Records to use.
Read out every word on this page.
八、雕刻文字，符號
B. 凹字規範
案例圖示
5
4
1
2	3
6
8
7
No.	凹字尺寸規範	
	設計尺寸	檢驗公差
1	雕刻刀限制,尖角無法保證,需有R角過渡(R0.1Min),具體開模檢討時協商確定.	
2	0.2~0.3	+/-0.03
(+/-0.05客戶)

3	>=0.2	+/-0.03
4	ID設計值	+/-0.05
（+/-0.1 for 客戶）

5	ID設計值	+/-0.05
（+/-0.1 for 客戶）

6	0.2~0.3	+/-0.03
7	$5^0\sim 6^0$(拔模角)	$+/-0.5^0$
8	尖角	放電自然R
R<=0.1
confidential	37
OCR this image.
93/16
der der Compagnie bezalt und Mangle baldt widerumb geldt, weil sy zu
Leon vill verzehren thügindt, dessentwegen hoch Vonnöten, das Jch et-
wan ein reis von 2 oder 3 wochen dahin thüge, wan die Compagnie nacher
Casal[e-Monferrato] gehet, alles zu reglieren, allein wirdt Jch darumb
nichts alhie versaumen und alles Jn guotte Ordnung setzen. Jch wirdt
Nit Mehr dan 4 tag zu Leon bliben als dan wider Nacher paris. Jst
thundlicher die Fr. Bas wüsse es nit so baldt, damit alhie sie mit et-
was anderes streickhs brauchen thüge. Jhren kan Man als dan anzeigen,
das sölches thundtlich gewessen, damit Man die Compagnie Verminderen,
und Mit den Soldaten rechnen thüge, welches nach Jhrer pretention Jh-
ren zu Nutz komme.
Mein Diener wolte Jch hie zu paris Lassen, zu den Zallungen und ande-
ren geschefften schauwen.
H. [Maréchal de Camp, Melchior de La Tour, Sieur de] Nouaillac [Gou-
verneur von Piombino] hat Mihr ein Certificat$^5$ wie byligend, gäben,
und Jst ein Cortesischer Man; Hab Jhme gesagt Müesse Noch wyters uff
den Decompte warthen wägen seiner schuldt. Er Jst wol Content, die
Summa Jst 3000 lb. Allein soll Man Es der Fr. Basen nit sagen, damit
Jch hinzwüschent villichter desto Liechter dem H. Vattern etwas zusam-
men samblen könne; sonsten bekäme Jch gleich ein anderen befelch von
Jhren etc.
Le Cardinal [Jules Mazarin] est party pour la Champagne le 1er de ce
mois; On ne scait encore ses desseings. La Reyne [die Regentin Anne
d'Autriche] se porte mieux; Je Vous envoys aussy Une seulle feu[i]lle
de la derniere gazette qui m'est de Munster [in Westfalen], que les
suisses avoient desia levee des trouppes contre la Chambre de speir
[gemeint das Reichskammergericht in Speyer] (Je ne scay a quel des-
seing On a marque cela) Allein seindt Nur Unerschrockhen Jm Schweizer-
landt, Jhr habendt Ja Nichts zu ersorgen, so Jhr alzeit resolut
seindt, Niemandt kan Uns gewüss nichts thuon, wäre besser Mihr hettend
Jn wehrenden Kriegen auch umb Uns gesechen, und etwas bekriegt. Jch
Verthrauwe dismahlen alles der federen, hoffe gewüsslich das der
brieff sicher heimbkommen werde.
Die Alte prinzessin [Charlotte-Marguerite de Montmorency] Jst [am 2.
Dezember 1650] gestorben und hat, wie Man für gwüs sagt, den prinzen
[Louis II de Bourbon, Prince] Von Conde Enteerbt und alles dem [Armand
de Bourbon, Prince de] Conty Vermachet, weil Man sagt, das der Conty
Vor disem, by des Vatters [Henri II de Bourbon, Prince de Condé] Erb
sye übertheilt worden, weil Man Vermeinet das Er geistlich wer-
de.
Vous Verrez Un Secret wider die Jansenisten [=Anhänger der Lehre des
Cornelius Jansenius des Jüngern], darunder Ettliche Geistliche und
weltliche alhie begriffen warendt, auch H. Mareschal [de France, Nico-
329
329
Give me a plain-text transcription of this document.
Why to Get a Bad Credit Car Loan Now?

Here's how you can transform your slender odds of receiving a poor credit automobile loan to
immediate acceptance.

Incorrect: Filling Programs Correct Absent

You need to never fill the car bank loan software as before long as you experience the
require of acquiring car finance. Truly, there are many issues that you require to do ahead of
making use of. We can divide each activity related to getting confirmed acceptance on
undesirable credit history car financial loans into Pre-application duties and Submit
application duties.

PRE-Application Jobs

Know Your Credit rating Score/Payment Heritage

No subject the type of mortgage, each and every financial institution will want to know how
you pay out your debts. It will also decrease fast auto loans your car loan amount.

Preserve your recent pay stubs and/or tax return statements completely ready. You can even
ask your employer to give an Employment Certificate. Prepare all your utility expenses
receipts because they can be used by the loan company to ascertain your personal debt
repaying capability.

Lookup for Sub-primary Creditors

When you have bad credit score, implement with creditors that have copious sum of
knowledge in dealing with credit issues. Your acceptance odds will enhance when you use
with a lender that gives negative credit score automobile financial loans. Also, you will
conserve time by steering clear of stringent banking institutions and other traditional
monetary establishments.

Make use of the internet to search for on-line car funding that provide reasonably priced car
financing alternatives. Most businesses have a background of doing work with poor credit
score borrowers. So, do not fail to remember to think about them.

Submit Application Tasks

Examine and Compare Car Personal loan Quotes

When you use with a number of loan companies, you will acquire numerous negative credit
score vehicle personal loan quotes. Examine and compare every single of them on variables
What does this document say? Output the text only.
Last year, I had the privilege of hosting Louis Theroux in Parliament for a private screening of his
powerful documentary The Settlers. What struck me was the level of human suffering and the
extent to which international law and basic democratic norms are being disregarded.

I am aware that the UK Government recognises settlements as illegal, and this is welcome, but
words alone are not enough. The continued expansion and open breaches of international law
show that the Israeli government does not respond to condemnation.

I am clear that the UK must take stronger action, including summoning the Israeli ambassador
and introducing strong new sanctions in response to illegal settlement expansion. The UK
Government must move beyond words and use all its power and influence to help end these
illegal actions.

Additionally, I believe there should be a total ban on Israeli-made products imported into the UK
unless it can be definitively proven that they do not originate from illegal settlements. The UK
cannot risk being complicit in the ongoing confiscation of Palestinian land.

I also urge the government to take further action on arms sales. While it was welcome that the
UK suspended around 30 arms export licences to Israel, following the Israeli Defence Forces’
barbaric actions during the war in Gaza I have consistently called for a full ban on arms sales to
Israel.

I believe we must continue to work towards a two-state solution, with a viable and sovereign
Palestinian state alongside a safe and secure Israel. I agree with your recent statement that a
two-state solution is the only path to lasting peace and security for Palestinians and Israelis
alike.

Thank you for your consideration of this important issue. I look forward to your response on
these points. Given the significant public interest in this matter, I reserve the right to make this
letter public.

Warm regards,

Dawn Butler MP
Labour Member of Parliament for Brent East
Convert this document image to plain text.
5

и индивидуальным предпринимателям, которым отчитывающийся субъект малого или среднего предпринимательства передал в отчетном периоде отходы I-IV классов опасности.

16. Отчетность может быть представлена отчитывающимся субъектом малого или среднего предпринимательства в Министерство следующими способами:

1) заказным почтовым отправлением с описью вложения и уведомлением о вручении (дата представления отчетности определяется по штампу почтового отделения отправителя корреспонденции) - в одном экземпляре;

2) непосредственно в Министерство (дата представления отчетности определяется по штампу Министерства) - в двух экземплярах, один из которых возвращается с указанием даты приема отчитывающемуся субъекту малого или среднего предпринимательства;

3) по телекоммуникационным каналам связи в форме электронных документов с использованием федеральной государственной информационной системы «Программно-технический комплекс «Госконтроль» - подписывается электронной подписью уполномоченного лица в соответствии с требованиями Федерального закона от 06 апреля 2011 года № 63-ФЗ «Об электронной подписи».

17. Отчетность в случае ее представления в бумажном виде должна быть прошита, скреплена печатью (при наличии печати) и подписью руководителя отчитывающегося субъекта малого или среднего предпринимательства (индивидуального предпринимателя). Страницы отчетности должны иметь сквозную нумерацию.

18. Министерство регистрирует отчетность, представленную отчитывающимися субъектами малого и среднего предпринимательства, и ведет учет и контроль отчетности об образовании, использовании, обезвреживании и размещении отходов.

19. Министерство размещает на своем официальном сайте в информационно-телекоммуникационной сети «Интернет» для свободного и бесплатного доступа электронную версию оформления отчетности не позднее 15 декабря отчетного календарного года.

Stated task. Count how many lines of the listing above include "settlements" and report that number alone.

Result of this task. 2